**SHORT PROBLEM**:
Say how many lines contain the word "Знайти". Only the number should be given.

─── MATERIAL PROVIDED

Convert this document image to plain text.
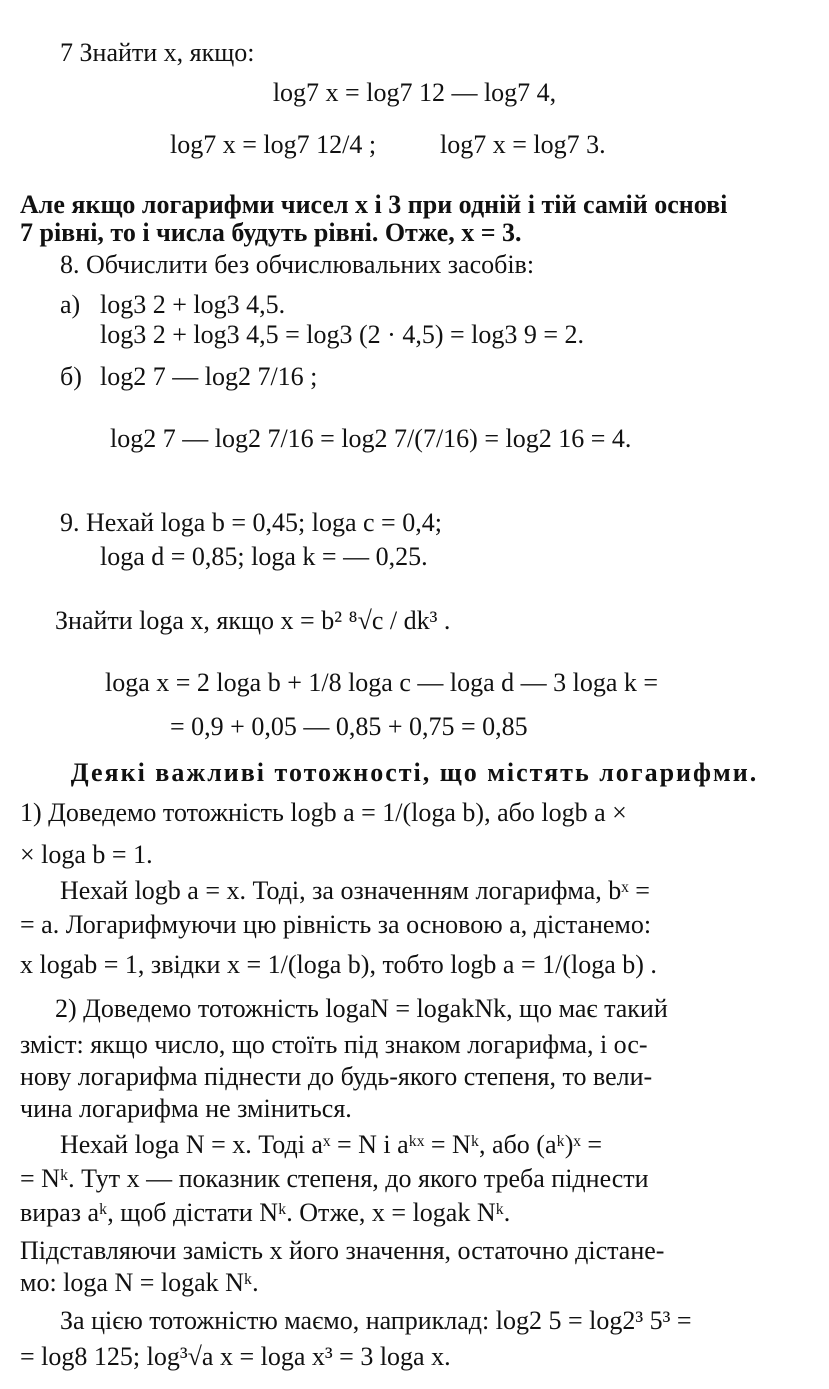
7 Знайти x, якщо:
log7 x = log7 12 — log7 4,
log7 x = log7 12/4 ; log7 x = log7 3.
Але якщо логарифми чисел x і 3 при одній і тій самій основі
7 рівні, то і числа будуть рівні. Отже, x = 3.
8. Обчислити без обчислювальних засобів:
а) log3 2 + log3 4,5.
log3 2 + log3 4,5 = log3 (2 · 4,5) = log3 9 = 2.
б) log2 7 — log2 7/16 ;
log2 7 — log2 7/16 = log2 7/(7/16) = log2 16 = 4.
9. Нехай loga b = 0,45; loga c = 0,4;
loga d = 0,85; loga k = — 0,25.
Знайти loga x, якщо x = b² ⁸√c / dk³ .
loga x = 2 loga b + 1/8 loga c — loga d — 3 loga k =
= 0,9 + 0,05 — 0,85 + 0,75 = 0,85
Деякі важливі тотожності, що містять логарифми.
1) Доведемо тотожність logb a = 1/(loga b), або logb a ×
× loga b = 1.
Нехай logb a = x. Тоді, за означенням логарифма, bˣ =
= a. Логарифмуючи цю рівність за основою a, дістанемо:
x logab = 1, звідки x = 1/(loga b), тобто logb a = 1/(loga b) .
2) Доведемо тотожність logaN = logakNk, що має такий
зміст: якщо число, що стоїть під знаком логарифма, і ос-
нову логарифма піднести до будь-якого степеня, то вели-
чина логарифма не зміниться.
Нехай loga N = x. Тоді aˣ = N і aᵏˣ = Nᵏ, або (aᵏ)ˣ =
= Nᵏ. Тут x — показник степеня, до якого треба піднести
вираз aᵏ, щоб дістати Nᵏ. Отже, x = logak Nᵏ.
Підставляючи замість x його значення, остаточно дістане-
мо: loga N = logak Nᵏ.
За цією тотожністю маємо, наприклад: log2 5 = log2³ 5³ =
= log8 125; log³√a x = loga x³ = 3 loga x.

──────

**RIGHT ANSWER**:
2